Objective>
All of the data should be output character for character, except the pictures.

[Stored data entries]
* * * * * * *

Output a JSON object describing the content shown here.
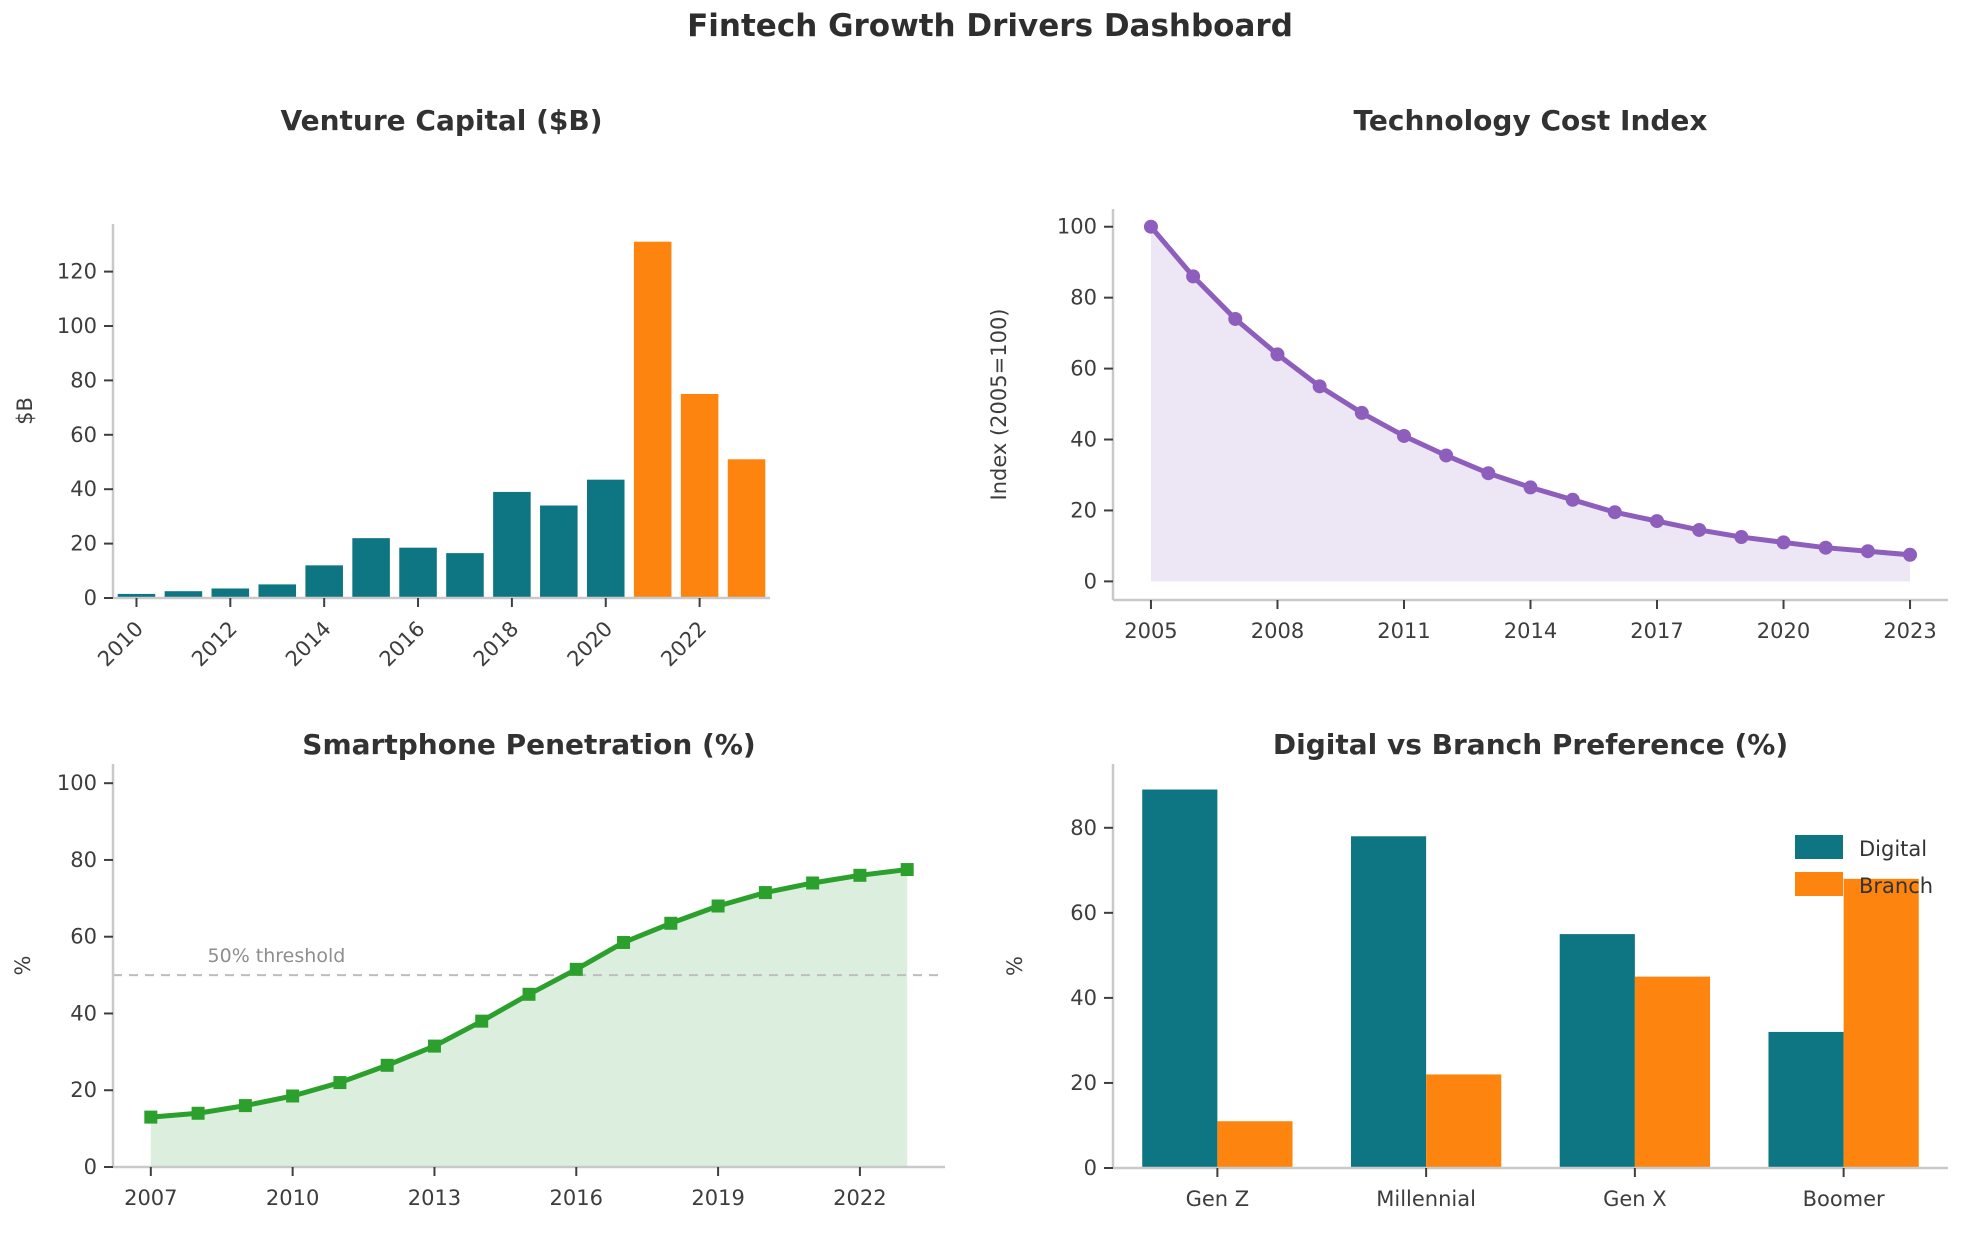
{
  "dashboard": {
    "title": "Fintech Growth Drivers Dashboard"
  },
  "colors": {
    "teal": "#0E7583",
    "orange": "#FD850F",
    "purple": "#8D5EBC",
    "purple_fill": "#ECE6F5",
    "green": "#2CA02C",
    "green_fill": "#DCEEDE",
    "spine": "#C9C9C9",
    "tick": "#3F3F3F",
    "tick_text": "#3D3D3D",
    "title_text": "#323232",
    "threshold_line": "#BDBDBD",
    "threshold_text": "#8E8E8E"
  },
  "chart_data": [
    {
      "id": "venture_capital",
      "type": "bar",
      "title": "Venture Capital ($B)",
      "ylabel": "$B",
      "categories": [
        2010,
        2011,
        2012,
        2013,
        2014,
        2015,
        2016,
        2017,
        2018,
        2019,
        2020,
        2021,
        2022,
        2023
      ],
      "values": [
        1.5,
        2.5,
        3.5,
        5,
        12,
        22,
        18.5,
        16.5,
        39,
        34,
        43.5,
        131,
        75,
        51
      ],
      "bar_colors": [
        "teal",
        "teal",
        "teal",
        "teal",
        "teal",
        "teal",
        "teal",
        "teal",
        "teal",
        "teal",
        "teal",
        "orange",
        "orange",
        "orange"
      ],
      "xticks": [
        2010,
        2012,
        2014,
        2016,
        2018,
        2020,
        2022
      ],
      "yticks": [
        0,
        20,
        40,
        60,
        80,
        100,
        120
      ],
      "ylim": [
        0,
        137.5
      ],
      "xtick_rotation": 45,
      "grid": false
    },
    {
      "id": "tech_cost_index",
      "type": "line",
      "title": "Technology Cost Index",
      "ylabel": "Index (2005=100)",
      "x": [
        2005,
        2006,
        2007,
        2008,
        2009,
        2010,
        2011,
        2012,
        2013,
        2014,
        2015,
        2016,
        2017,
        2018,
        2019,
        2020,
        2021,
        2022,
        2023
      ],
      "values": [
        100,
        86,
        74,
        64,
        55,
        47.5,
        41,
        35.5,
        30.5,
        26.5,
        23,
        19.5,
        17,
        14.5,
        12.5,
        11,
        9.5,
        8.5,
        7.5
      ],
      "xticks": [
        2005,
        2008,
        2011,
        2014,
        2017,
        2020,
        2023
      ],
      "yticks": [
        0,
        20,
        40,
        60,
        80,
        100
      ],
      "ylim": [
        -5.25,
        105
      ],
      "marker": "circle",
      "area_fill": true,
      "line_color": "#8D5EBC",
      "fill_color": "#ECE6F5",
      "grid": false
    },
    {
      "id": "smartphone_penetration",
      "type": "line",
      "title": "Smartphone Penetration (%)",
      "ylabel": "%",
      "x": [
        2007,
        2008,
        2009,
        2010,
        2011,
        2012,
        2013,
        2014,
        2015,
        2016,
        2017,
        2018,
        2019,
        2020,
        2021,
        2022,
        2023
      ],
      "values": [
        13,
        14,
        16,
        18.5,
        22,
        26.5,
        31.5,
        38,
        45,
        51.5,
        58.5,
        63.5,
        68,
        71.5,
        74,
        76,
        77.5
      ],
      "xticks": [
        2007,
        2010,
        2013,
        2016,
        2019,
        2022
      ],
      "yticks": [
        0,
        20,
        40,
        60,
        80,
        100
      ],
      "ylim": [
        0,
        105
      ],
      "marker": "square",
      "area_fill": true,
      "line_color": "#2CA02C",
      "fill_color": "#DCEEDE",
      "threshold": {
        "value": 50,
        "label": "50% threshold"
      },
      "grid": false
    },
    {
      "id": "digital_vs_branch",
      "type": "grouped_bar",
      "title": "Digital vs Branch Preference (%)",
      "ylabel": "%",
      "categories": [
        "Gen Z",
        "Millennial",
        "Gen X",
        "Boomer"
      ],
      "series": [
        {
          "name": "Digital",
          "color": "teal",
          "values": [
            89,
            78,
            55,
            32
          ]
        },
        {
          "name": "Branch",
          "color": "orange",
          "values": [
            11,
            22,
            45,
            68
          ]
        }
      ],
      "yticks": [
        0,
        20,
        40,
        60,
        80
      ],
      "ylim": [
        0,
        95
      ],
      "legend_position": "upper right",
      "grid": false
    }
  ]
}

* * * * * * *

Solution for this exercise>
Output a JSON object describing the content shown here.
{
  "dashboard": {
    "title": "Fintech Growth Drivers Dashboard"
  },
  "colors": {
    "teal": "#0E7583",
    "orange": "#FD850F",
    "purple": "#8D5EBC",
    "purple_fill": "#ECE6F5",
    "green": "#2CA02C",
    "green_fill": "#DCEEDE",
    "spine": "#C9C9C9",
    "tick": "#3F3F3F",
    "tick_text": "#3D3D3D",
    "title_text": "#323232",
    "threshold_line": "#BDBDBD",
    "threshold_text": "#8E8E8E"
  },
  "chart_data": [
    {
      "id": "venture_capital",
      "type": "bar",
      "title": "Venture Capital ($B)",
      "ylabel": "$B",
      "categories": [
        2010,
        2011,
        2012,
        2013,
        2014,
        2015,
        2016,
        2017,
        2018,
        2019,
        2020,
        2021,
        2022,
        2023
      ],
      "values": [
        1.5,
        2.5,
        3.5,
        5,
        12,
        22,
        18.5,
        16.5,
        39,
        34,
        43.5,
        131,
        75,
        51
      ],
      "bar_colors": [
        "teal",
        "teal",
        "teal",
        "teal",
        "teal",
        "teal",
        "teal",
        "teal",
        "teal",
        "teal",
        "teal",
        "orange",
        "orange",
        "orange"
      ],
      "xticks": [
        2010,
        2012,
        2014,
        2016,
        2018,
        2020,
        2022
      ],
      "yticks": [
        0,
        20,
        40,
        60,
        80,
        100,
        120
      ],
      "ylim": [
        0,
        137.5
      ],
      "xtick_rotation": 45,
      "grid": false
    },
    {
      "id": "tech_cost_index",
      "type": "line",
      "title": "Technology Cost Index",
      "ylabel": "Index (2005=100)",
      "x": [
        2005,
        2006,
        2007,
        2008,
        2009,
        2010,
        2011,
        2012,
        2013,
        2014,
        2015,
        2016,
        2017,
        2018,
        2019,
        2020,
        2021,
        2022,
        2023
      ],
      "values": [
        100,
        86,
        74,
        64,
        55,
        47.5,
        41,
        35.5,
        30.5,
        26.5,
        23,
        19.5,
        17,
        14.5,
        12.5,
        11,
        9.5,
        8.5,
        7.5
      ],
      "xticks": [
        2005,
        2008,
        2011,
        2014,
        2017,
        2020,
        2023
      ],
      "yticks": [
        0,
        20,
        40,
        60,
        80,
        100
      ],
      "ylim": [
        -5.25,
        105
      ],
      "marker": "circle",
      "area_fill": true,
      "line_color": "#8D5EBC",
      "fill_color": "#ECE6F5",
      "grid": false
    },
    {
      "id": "smartphone_penetration",
      "type": "line",
      "title": "Smartphone Penetration (%)",
      "ylabel": "%",
      "x": [
        2007,
        2008,
        2009,
        2010,
        2011,
        2012,
        2013,
        2014,
        2015,
        2016,
        2017,
        2018,
        2019,
        2020,
        2021,
        2022,
        2023
      ],
      "values": [
        13,
        14,
        16,
        18.5,
        22,
        26.5,
        31.5,
        38,
        45,
        51.5,
        58.5,
        63.5,
        68,
        71.5,
        74,
        76,
        77.5
      ],
      "xticks": [
        2007,
        2010,
        2013,
        2016,
        2019,
        2022
      ],
      "yticks": [
        0,
        20,
        40,
        60,
        80,
        100
      ],
      "ylim": [
        0,
        105
      ],
      "marker": "square",
      "area_fill": true,
      "line_color": "#2CA02C",
      "fill_color": "#DCEEDE",
      "threshold": {
        "value": 50,
        "label": "50% threshold"
      },
      "grid": false
    },
    {
      "id": "digital_vs_branch",
      "type": "grouped_bar",
      "title": "Digital vs Branch Preference (%)",
      "ylabel": "%",
      "categories": [
        "Gen Z",
        "Millennial",
        "Gen X",
        "Boomer"
      ],
      "series": [
        {
          "name": "Digital",
          "color": "teal",
          "values": [
            89,
            78,
            55,
            32
          ]
        },
        {
          "name": "Branch",
          "color": "orange",
          "values": [
            11,
            22,
            45,
            68
          ]
        }
      ],
      "yticks": [
        0,
        20,
        40,
        60,
        80
      ],
      "ylim": [
        0,
        95
      ],
      "legend_position": "upper right",
      "grid": false
    }
  ]
}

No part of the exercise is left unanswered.